(Dataset excerpt)
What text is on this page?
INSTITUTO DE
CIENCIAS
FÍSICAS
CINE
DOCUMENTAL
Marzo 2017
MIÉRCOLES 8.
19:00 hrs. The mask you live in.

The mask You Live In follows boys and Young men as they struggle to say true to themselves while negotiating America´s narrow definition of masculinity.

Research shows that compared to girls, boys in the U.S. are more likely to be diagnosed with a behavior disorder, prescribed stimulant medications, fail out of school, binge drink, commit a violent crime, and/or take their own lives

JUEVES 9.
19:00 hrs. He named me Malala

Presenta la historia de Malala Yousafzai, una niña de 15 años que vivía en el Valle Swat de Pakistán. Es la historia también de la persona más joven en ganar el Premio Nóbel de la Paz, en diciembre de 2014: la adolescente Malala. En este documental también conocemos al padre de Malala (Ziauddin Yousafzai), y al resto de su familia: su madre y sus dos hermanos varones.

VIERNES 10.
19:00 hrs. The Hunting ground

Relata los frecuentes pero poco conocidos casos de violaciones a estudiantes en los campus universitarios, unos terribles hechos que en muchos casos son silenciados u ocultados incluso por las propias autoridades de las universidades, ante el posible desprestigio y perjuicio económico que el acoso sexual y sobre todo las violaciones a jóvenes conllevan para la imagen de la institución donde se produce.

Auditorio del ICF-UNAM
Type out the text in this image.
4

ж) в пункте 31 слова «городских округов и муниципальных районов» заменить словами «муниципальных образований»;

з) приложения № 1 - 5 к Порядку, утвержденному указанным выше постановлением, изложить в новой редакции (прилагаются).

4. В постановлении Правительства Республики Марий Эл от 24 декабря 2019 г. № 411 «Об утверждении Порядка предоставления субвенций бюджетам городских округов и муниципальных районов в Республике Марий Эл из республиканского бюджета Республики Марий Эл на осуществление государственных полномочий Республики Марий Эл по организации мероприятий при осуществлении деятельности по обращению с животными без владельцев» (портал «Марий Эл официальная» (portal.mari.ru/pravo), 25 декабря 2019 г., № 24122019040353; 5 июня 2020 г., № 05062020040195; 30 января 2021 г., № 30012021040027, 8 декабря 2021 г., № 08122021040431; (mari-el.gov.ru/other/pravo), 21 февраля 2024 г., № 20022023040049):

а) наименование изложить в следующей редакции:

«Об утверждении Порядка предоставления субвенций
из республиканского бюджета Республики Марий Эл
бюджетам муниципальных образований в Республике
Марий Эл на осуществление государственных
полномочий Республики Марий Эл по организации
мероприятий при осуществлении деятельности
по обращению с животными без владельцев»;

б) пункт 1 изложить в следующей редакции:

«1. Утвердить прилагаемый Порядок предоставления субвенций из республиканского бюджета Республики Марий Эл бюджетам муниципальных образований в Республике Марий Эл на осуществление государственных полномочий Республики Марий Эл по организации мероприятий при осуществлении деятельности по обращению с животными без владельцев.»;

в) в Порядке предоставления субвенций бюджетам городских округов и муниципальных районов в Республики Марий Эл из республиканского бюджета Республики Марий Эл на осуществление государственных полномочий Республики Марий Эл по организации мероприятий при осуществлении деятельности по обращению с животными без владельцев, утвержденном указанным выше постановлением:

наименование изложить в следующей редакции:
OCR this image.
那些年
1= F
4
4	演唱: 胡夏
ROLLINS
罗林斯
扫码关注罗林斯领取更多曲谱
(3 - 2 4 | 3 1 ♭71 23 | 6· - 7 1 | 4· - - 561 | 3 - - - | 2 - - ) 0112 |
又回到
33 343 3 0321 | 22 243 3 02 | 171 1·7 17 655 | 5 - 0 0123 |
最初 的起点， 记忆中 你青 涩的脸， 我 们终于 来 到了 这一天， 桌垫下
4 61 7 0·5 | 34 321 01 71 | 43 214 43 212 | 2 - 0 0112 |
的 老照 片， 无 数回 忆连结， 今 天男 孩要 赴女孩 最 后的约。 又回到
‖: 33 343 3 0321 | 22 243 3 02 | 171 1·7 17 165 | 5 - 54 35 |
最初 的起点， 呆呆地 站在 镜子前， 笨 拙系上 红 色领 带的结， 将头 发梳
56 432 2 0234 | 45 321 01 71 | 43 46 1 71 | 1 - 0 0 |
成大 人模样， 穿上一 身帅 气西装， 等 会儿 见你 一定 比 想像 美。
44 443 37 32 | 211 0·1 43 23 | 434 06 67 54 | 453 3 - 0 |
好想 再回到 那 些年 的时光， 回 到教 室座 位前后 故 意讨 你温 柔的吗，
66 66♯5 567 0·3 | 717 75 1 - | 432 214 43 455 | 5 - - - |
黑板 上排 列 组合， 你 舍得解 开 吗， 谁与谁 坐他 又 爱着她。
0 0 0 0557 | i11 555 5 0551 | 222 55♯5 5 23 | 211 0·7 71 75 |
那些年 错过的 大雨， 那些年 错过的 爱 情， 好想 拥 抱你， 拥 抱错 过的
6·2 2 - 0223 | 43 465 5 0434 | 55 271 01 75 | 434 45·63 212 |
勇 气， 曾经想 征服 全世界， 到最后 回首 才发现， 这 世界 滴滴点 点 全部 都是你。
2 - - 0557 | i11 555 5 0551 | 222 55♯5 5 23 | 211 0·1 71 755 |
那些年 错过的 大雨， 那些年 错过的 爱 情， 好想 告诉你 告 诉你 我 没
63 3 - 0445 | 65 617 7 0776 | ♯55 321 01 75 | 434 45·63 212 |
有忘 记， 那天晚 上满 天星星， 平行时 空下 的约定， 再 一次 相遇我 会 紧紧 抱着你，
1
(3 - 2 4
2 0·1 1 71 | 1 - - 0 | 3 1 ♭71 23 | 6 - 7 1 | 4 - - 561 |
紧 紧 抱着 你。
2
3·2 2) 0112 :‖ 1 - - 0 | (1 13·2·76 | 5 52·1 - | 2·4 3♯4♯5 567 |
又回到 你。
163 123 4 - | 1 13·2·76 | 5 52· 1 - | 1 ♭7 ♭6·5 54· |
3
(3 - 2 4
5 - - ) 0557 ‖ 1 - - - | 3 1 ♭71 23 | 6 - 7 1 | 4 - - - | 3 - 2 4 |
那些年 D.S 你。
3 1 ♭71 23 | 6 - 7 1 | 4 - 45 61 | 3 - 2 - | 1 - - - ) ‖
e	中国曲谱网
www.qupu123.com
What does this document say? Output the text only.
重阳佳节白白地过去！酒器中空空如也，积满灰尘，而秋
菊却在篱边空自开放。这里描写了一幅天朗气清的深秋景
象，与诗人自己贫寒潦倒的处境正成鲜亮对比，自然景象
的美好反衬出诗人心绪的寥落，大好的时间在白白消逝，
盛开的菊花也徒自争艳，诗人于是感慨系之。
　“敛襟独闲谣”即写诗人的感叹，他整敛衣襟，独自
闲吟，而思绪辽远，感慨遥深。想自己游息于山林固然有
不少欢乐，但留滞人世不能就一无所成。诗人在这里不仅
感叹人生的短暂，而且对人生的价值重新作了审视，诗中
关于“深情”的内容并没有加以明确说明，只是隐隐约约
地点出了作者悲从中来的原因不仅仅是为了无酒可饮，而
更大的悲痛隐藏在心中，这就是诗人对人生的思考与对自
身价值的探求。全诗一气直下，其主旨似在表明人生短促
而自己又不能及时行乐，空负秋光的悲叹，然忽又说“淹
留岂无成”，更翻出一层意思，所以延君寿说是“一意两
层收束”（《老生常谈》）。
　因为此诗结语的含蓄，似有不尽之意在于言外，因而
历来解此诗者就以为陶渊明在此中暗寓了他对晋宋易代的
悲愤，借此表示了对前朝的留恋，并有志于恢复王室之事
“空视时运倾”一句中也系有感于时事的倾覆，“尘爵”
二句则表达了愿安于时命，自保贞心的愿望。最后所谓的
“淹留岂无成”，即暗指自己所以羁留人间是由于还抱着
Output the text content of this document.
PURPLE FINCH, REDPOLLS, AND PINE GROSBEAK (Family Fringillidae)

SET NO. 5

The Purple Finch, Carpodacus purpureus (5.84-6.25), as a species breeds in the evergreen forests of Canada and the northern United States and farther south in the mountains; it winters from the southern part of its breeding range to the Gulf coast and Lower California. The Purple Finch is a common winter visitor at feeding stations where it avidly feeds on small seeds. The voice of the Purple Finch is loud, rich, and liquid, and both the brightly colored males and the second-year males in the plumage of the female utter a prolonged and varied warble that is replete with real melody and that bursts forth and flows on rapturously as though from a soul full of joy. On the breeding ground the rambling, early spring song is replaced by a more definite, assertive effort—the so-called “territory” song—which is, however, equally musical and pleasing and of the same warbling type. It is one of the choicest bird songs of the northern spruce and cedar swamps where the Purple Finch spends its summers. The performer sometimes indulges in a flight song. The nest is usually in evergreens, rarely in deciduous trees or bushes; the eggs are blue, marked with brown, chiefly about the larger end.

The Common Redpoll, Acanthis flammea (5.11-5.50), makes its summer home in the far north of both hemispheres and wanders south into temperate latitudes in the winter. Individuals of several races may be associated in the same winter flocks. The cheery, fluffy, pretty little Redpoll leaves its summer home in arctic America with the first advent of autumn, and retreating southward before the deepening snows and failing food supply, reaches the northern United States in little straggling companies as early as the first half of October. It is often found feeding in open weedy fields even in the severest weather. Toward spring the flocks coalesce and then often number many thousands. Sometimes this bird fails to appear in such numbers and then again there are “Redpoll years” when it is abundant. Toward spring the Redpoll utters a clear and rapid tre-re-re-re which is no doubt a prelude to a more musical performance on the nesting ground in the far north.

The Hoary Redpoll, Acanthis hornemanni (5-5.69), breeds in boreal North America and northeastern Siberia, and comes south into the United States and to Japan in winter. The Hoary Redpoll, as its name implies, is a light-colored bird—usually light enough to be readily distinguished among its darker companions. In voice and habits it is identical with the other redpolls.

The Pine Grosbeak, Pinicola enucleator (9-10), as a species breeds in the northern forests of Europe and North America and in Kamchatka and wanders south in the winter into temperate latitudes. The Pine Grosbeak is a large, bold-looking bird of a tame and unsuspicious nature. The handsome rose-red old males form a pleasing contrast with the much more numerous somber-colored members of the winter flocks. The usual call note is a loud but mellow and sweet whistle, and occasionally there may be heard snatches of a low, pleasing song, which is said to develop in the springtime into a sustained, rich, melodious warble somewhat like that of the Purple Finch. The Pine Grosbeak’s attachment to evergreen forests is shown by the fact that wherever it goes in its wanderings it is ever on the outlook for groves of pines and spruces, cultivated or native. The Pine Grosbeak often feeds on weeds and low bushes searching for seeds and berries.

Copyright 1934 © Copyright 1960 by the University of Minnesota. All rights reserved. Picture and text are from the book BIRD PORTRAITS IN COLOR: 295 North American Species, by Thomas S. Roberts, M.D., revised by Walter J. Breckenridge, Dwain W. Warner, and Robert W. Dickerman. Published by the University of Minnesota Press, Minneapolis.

**DIRECTIONS FOR THIS TASK**
Report how many lines in these entries contain "образований". Answer with the number only.

**EXERCISE RESPONSE**
3